• [PROVIDED DATA]
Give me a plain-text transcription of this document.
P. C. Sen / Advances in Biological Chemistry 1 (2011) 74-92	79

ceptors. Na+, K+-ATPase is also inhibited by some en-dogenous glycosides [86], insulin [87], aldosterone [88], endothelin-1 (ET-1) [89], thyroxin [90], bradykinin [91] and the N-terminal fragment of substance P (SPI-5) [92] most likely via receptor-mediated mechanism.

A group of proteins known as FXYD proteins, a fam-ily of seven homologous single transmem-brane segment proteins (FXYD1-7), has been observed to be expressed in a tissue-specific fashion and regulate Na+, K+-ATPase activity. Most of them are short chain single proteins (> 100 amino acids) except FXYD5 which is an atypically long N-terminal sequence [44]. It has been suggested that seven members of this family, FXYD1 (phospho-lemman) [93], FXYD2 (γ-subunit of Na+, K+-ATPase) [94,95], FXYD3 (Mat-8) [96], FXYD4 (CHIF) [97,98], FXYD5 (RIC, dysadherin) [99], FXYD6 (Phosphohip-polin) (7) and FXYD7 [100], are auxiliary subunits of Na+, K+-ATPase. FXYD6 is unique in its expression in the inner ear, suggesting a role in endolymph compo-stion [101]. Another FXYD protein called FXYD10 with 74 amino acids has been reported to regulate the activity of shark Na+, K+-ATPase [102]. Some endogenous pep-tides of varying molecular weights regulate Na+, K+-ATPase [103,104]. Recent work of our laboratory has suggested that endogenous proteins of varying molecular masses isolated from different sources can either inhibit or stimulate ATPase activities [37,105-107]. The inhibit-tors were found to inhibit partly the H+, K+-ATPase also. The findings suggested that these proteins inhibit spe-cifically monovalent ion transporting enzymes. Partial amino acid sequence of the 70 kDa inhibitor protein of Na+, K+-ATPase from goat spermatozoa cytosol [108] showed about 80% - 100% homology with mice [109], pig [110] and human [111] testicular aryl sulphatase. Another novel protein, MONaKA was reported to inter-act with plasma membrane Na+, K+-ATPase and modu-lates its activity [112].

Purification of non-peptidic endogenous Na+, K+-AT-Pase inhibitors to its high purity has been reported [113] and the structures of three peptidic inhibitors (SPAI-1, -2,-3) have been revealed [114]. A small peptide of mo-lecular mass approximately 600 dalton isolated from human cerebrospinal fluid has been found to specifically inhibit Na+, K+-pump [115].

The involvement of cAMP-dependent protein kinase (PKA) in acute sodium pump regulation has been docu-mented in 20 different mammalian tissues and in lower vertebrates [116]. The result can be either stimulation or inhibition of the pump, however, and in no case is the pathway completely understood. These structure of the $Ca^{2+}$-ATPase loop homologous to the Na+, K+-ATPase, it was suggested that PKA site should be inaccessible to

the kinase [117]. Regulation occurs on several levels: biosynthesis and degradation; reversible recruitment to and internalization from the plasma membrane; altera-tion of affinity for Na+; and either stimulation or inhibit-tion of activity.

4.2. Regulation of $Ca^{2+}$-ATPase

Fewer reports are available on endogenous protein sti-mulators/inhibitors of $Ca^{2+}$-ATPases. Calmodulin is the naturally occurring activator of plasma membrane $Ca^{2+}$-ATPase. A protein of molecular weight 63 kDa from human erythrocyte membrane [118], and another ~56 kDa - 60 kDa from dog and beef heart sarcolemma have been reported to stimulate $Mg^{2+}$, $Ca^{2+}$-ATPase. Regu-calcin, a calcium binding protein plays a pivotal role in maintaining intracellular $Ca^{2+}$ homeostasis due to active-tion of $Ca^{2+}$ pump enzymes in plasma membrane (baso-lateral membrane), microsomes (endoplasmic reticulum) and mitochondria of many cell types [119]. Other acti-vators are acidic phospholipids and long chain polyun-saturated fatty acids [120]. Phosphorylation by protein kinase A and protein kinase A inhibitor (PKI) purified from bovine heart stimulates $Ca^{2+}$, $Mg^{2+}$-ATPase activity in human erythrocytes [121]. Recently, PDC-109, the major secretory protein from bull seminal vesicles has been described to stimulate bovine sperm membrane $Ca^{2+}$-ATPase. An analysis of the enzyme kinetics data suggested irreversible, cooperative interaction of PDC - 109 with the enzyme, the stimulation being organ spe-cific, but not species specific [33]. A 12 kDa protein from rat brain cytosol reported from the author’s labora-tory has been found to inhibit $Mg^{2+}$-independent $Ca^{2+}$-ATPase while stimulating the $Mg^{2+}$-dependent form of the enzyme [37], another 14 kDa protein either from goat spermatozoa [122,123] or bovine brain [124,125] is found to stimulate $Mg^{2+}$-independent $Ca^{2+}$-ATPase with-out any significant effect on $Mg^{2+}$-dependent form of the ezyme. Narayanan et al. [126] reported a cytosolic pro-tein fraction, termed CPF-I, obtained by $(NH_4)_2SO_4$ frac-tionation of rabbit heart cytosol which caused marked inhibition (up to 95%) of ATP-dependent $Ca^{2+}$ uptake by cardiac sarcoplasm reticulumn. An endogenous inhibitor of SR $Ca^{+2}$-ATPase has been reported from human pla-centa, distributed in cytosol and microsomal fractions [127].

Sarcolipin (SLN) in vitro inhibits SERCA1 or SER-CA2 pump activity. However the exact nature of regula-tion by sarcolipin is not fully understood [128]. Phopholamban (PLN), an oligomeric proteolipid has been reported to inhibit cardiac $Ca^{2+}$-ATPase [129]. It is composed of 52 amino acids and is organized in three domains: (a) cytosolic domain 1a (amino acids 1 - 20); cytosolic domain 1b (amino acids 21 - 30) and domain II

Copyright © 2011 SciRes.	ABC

• [WHAT THE TASK ASKS] Write every record out again, letter for letter.

• [TASK RESPONSE]
Give me a plain-text transcription of this document.
P. C. Sen / Advances in Biological Chemistry 1 (2011) 74-92	79

ceptors. Na+, K+-ATPase is also inhibited by some en-dogenous glycosides [86], insulin [87], aldosterone [88], endothelin-1 (ET-1) [89], thyroxin [90], bradykinin [91] and the N-terminal fragment of substance P (SPI-5) [92] most likely via receptor-mediated mechanism.

A group of proteins known as FXYD proteins, a fam-ily of seven homologous single transmem-brane segment proteins (FXYD1-7), has been observed to be expressed in a tissue-specific fashion and regulate Na+, K+-ATPase activity. Most of them are short chain single proteins (> 100 amino acids) except FXYD5 which is an atypically long N-terminal sequence [44]. It has been suggested that seven members of this family, FXYD1 (phospho-lemman) [93], FXYD2 (γ-subunit of Na+, K+-ATPase) [94,95], FXYD3 (Mat-8) [96], FXYD4 (CHIF) [97,98], FXYD5 (RIC, dysadherin) [99], FXYD6 (Phosphohip-polin) (7) and FXYD7 [100], are auxiliary subunits of Na+, K+-ATPase. FXYD6 is unique in its expression in the inner ear, suggesting a role in endolymph compo-stion [101]. Another FXYD protein called FXYD10 with 74 amino acids has been reported to regulate the activity of shark Na+, K+-ATPase [102]. Some endogenous pep-tides of varying molecular weights regulate Na+, K+-ATPase [103,104]. Recent work of our laboratory has suggested that endogenous proteins of varying molecular masses isolated from different sources can either inhibit or stimulate ATPase activities [37,105-107]. The inhibit-tors were found to inhibit partly the H+, K+-ATPase also. The findings suggested that these proteins inhibit spe-cifically monovalent ion transporting enzymes. Partial amino acid sequence of the 70 kDa inhibitor protein of Na+, K+-ATPase from goat spermatozoa cytosol [108] showed about 80% - 100% homology with mice [109], pig [110] and human [111] testicular aryl sulphatase. Another novel protein, MONaKA was reported to inter-act with plasma membrane Na+, K+-ATPase and modu-lates its activity [112].

Purification of non-peptidic endogenous Na+, K+-AT-Pase inhibitors to its high purity has been reported [113] and the structures of three peptidic inhibitors (SPAI-1, -2,-3) have been revealed [114]. A small peptide of mo-lecular mass approximately 600 dalton isolated from human cerebrospinal fluid has been found to specifically inhibit Na+, K+-pump [115].

The involvement of cAMP-dependent protein kinase (PKA) in acute sodium pump regulation has been docu-mented in 20 different mammalian tissues and in lower vertebrates [116]. The result can be either stimulation or inhibition of the pump, however, and in no case is the pathway completely understood. These structure of the $Ca^{2+}$-ATPase loop homologous to the Na+, K+-ATPase, it was suggested that PKA site should be inaccessible to

the kinase [117]. Regulation occurs on several levels: biosynthesis and degradation; reversible recruitment to and internalization from the plasma membrane; altera-tion of affinity for Na+; and either stimulation or inhibit-tion of activity.

4.2. Regulation of $Ca^{2+}$-ATPase

Fewer reports are available on endogenous protein sti-mulators/inhibitors of $Ca^{2+}$-ATPases. Calmodulin is the naturally occurring activator of plasma membrane $Ca^{2+}$-ATPase. A protein of molecular weight 63 kDa from human erythrocyte membrane [118], and another ~56 kDa - 60 kDa from dog and beef heart sarcolemma have been reported to stimulate $Mg^{2+}$, $Ca^{2+}$-ATPase. Regu-calcin, a calcium binding protein plays a pivotal role in maintaining intracellular $Ca^{2+}$ homeostasis due to active-tion of $Ca^{2+}$ pump enzymes in plasma membrane (baso-lateral membrane), microsomes (endoplasmic reticulum) and mitochondria of many cell types [119]. Other acti-vators are acidic phospholipids and long chain polyun-saturated fatty acids [120]. Phosphorylation by protein kinase A and protein kinase A inhibitor (PKI) purified from bovine heart stimulates $Ca^{2+}$, $Mg^{2+}$-ATPase activity in human erythrocytes [121]. Recently, PDC-109, the major secretory protein from bull seminal vesicles has been described to stimulate bovine sperm membrane $Ca^{2+}$-ATPase. An analysis of the enzyme kinetics data suggested irreversible, cooperative interaction of PDC - 109 with the enzyme, the stimulation being organ spe-cific, but not species specific [33]. A 12 kDa protein from rat brain cytosol reported from the author’s labora-tory has been found to inhibit $Mg^{2+}$-independent $Ca^{2+}$-ATPase while stimulating the $Mg^{2+}$-dependent form of the enzyme [37], another 14 kDa protein either from goat spermatozoa [122,123] or bovine brain [124,125] is found to stimulate $Mg^{2+}$-independent $Ca^{2+}$-ATPase with-out any significant effect on $Mg^{2+}$-dependent form of the ezyme. Narayanan et al. [126] reported a cytosolic pro-tein fraction, termed CPF-I, obtained by $(NH_4)_2SO_4$ frac-tionation of rabbit heart cytosol which caused marked inhibition (up to 95%) of ATP-dependent $Ca^{2+}$ uptake by cardiac sarcoplasm reticulumn. An endogenous inhibitor of SR $Ca^{+2}$-ATPase has been reported from human pla-centa, distributed in cytosol and microsomal fractions [127].

Sarcolipin (SLN) in vitro inhibits SERCA1 or SER-CA2 pump activity. However the exact nature of regula-tion by sarcolipin is not fully understood [128]. Phopholamban (PLN), an oligomeric proteolipid has been reported to inhibit cardiac $Ca^{2+}$-ATPase [129]. It is composed of 52 amino acids and is organized in three domains: (a) cytosolic domain 1a (amino acids 1 - 20); cytosolic domain 1b (amino acids 21 - 30) and domain II

Copyright © 2011 SciRes.	ABC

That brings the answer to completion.